* **TASK**
Render the listing as a Markdown table with the columns Row and Entry, from its first line through the line containing "border-bottom-icon xyxy=(168,258,182,272)", both included, and leave out blank lines.

* **PROVIDED MATERIAL**
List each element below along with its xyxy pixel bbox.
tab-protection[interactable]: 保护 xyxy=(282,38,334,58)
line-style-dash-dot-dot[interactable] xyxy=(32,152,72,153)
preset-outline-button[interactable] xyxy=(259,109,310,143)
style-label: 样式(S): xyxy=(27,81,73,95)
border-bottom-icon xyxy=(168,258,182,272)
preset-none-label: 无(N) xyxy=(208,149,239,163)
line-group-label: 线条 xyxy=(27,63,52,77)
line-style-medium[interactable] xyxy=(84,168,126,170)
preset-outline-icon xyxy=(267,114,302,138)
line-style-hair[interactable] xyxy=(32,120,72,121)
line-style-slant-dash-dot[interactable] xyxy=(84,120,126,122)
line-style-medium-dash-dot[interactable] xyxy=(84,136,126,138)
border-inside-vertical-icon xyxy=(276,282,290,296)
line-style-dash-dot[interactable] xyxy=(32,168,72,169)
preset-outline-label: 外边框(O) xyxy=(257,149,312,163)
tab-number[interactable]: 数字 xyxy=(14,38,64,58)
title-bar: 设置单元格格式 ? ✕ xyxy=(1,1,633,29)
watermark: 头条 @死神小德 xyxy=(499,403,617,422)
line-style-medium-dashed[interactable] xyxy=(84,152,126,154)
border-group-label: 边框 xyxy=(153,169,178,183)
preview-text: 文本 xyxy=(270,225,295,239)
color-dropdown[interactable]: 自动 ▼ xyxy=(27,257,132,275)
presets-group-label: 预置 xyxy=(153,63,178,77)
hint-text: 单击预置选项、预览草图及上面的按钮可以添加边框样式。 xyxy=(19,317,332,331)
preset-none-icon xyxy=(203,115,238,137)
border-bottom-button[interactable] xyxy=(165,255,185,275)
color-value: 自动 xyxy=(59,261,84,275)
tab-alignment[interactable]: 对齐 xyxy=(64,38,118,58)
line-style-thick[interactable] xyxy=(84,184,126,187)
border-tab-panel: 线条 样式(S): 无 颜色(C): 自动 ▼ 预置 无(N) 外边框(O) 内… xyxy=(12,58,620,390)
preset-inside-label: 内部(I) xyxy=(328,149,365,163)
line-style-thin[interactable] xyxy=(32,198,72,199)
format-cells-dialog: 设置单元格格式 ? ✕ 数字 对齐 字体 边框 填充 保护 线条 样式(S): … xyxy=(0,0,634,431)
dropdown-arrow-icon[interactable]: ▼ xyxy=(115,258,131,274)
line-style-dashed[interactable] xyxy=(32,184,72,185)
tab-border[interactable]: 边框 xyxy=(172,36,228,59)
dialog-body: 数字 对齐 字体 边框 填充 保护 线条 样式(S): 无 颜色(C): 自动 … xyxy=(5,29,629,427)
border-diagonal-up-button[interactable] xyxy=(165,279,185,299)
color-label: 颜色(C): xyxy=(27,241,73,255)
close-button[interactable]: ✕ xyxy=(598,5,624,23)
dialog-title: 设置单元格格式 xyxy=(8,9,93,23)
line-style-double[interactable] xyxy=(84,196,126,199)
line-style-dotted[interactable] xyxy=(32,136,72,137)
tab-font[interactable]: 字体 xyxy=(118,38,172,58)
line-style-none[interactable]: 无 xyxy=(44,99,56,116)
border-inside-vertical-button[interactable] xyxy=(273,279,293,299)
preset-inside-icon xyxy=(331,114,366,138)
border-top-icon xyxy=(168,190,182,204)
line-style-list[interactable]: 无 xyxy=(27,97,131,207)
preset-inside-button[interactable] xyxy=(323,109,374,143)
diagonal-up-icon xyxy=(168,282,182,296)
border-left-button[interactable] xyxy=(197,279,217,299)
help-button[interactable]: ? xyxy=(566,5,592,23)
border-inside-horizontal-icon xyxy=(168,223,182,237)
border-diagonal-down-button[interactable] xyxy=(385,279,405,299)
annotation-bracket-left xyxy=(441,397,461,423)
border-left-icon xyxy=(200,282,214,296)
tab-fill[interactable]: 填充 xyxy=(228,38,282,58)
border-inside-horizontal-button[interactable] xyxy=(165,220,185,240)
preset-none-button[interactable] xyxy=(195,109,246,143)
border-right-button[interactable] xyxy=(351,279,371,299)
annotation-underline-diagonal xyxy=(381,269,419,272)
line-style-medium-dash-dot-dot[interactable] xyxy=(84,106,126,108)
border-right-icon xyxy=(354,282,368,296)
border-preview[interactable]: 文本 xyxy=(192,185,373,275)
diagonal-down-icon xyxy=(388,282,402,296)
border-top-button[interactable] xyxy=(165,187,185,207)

* **EXERCISE SOLUTION**
| Row | Entry |
|---|---|
| 1 | List each element below along with its xyxy pixel bbox. |
| 2 | tab-protection[interactable]: 保护 xyxy=(282,38,334,58) |
| 3 | line-style-dash-dot-dot[interactable] xyxy=(32,152,72,153) |
| 4 | preset-outline-button[interactable] xyxy=(259,109,310,143) |
| 5 | style-label: 样式(S): xyxy=(27,81,73,95) |
| 6 | border-bottom-icon xyxy=(168,258,182,272) |